§ **STATED GOAL**:
Scan the lines below for the word "what". Copy each line you find it in.

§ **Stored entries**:
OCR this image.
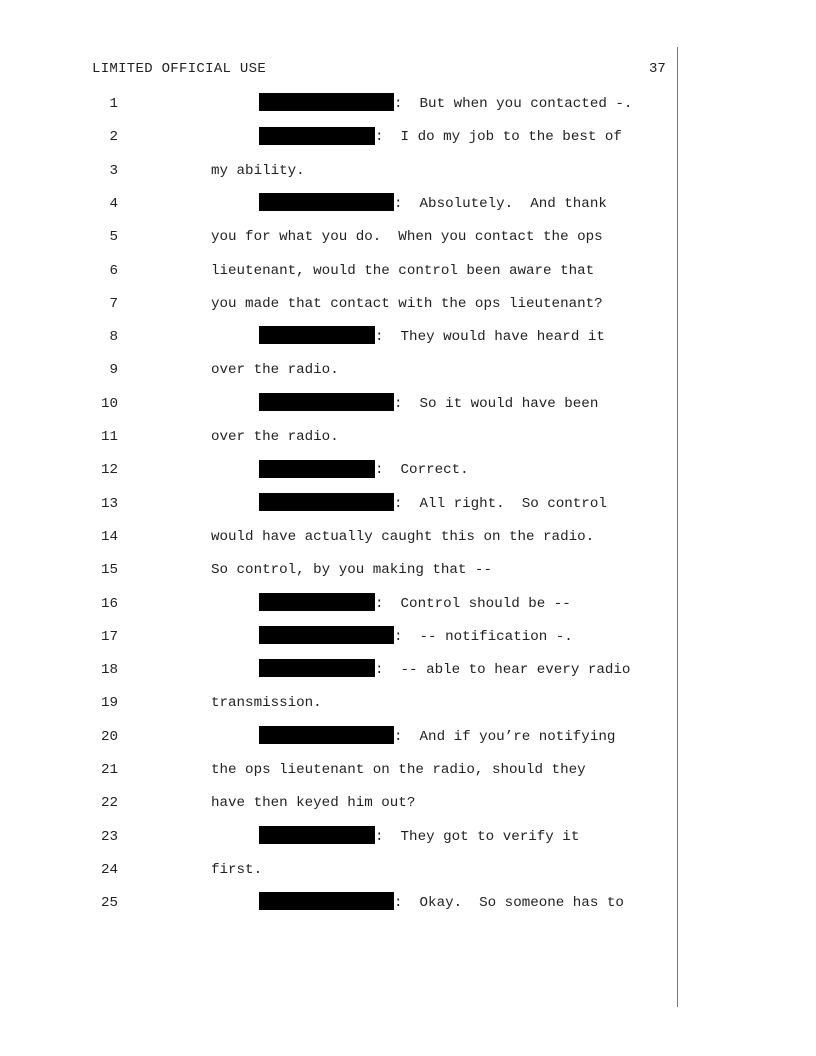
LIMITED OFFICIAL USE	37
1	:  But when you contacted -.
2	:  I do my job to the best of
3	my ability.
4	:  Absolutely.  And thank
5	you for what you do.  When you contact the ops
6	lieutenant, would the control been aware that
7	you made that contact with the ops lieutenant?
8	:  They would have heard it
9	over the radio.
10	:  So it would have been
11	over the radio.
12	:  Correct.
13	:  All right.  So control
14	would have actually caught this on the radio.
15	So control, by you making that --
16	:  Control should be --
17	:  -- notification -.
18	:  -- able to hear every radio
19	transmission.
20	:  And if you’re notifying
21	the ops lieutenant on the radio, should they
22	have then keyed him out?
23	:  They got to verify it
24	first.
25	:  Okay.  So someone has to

* * *

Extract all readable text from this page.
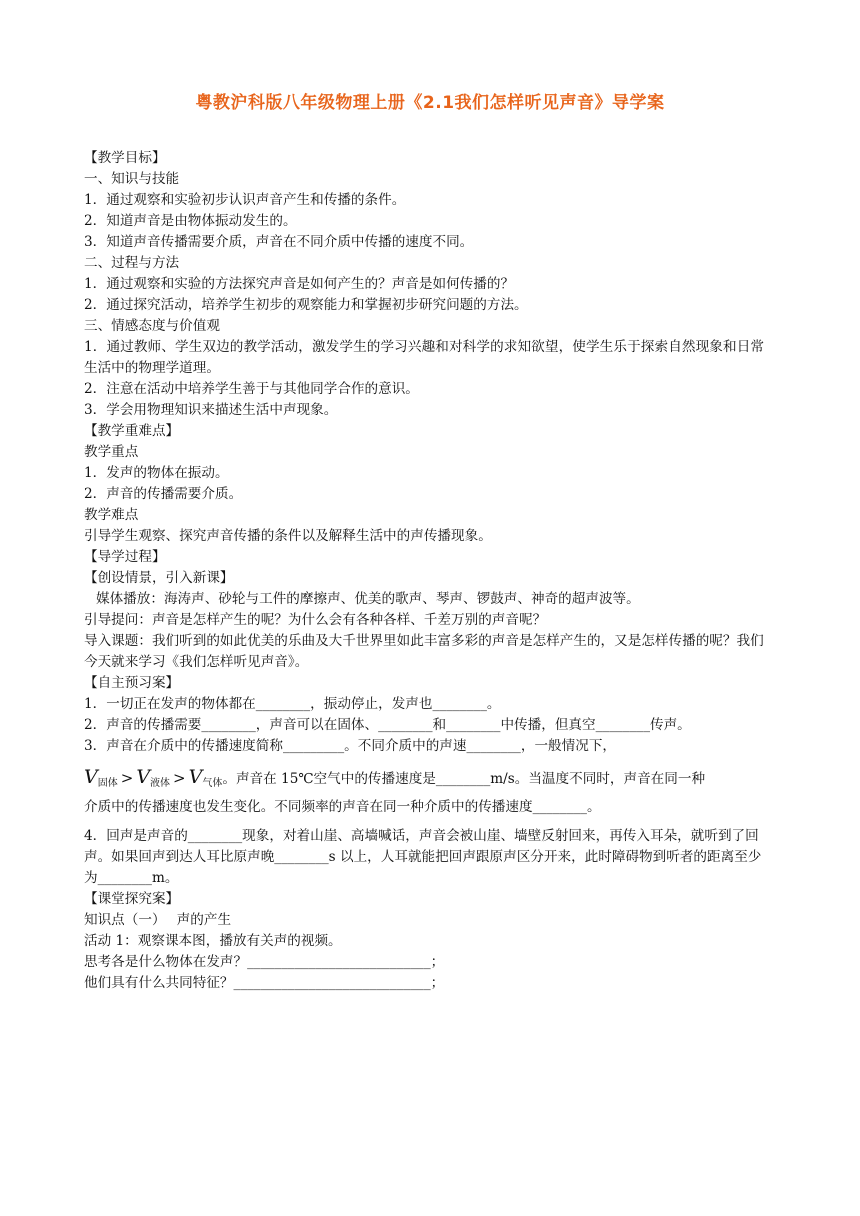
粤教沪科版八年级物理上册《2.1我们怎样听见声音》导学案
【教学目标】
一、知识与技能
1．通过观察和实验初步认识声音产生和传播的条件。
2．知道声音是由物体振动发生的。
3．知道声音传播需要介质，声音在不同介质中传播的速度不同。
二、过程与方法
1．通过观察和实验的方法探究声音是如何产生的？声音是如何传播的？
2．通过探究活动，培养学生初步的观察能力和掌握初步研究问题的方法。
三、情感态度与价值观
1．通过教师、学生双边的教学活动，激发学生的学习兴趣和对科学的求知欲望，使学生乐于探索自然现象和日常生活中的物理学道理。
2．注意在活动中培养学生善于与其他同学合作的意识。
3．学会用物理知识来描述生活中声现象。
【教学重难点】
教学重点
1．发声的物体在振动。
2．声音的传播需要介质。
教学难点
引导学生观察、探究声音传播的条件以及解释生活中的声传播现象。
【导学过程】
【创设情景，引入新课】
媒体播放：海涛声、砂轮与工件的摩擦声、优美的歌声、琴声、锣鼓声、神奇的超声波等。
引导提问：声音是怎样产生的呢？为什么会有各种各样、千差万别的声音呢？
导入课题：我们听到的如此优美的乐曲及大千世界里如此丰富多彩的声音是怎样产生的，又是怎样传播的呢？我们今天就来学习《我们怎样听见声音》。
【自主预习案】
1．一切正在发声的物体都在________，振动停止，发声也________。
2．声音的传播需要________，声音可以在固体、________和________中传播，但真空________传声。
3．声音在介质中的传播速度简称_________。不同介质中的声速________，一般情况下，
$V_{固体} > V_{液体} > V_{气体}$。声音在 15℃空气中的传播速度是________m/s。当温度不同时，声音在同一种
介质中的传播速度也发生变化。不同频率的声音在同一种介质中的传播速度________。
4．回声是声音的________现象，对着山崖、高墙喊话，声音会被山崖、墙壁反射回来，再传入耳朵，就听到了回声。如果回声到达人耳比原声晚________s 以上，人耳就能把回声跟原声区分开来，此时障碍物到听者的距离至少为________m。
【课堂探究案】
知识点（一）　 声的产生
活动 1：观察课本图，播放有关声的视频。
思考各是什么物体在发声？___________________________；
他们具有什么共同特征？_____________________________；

==

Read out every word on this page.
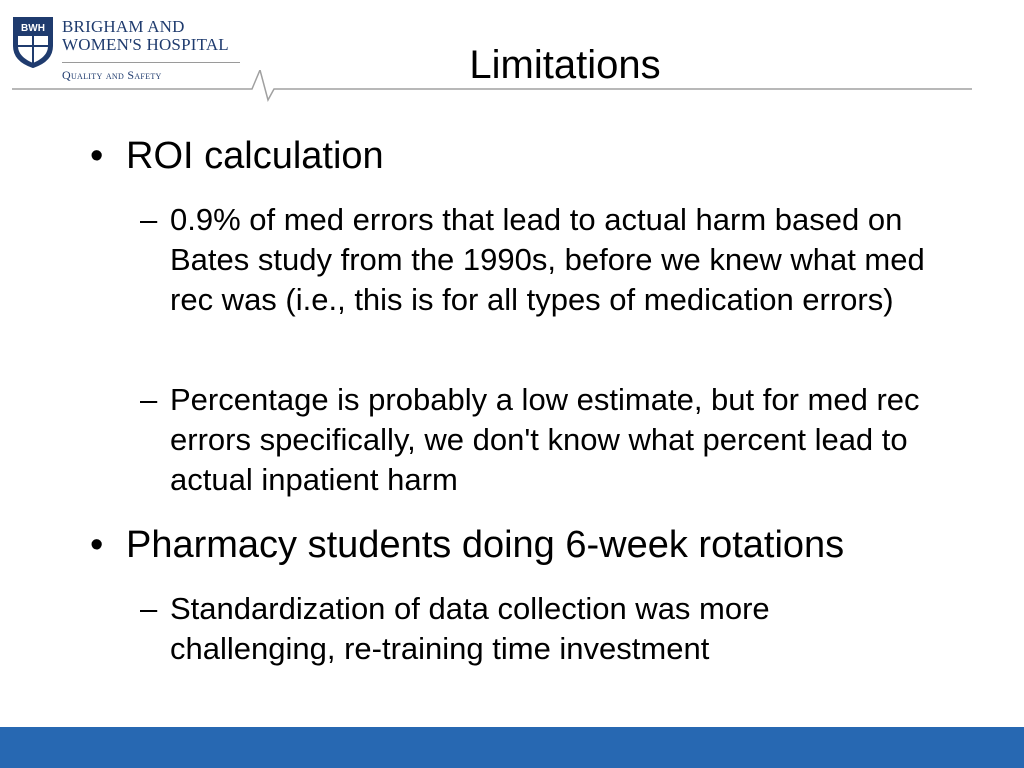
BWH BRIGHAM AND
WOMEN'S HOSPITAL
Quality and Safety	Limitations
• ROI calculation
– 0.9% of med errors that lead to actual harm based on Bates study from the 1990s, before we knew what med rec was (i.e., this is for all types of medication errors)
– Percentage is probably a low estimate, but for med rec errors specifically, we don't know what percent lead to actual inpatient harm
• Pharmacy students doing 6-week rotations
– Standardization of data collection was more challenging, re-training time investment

§ **PROBLEM SOLUTION**:
5	you for what you do.  When you contact the ops
– 0.9% of med errors that lead to actual harm based on Bates study from the 1990s, before we knew what med rec was (i.e., this is for all types of medication errors)
– Percentage is probably a low estimate, but for med rec errors specifically, we don't know what percent lead to actual inpatient harm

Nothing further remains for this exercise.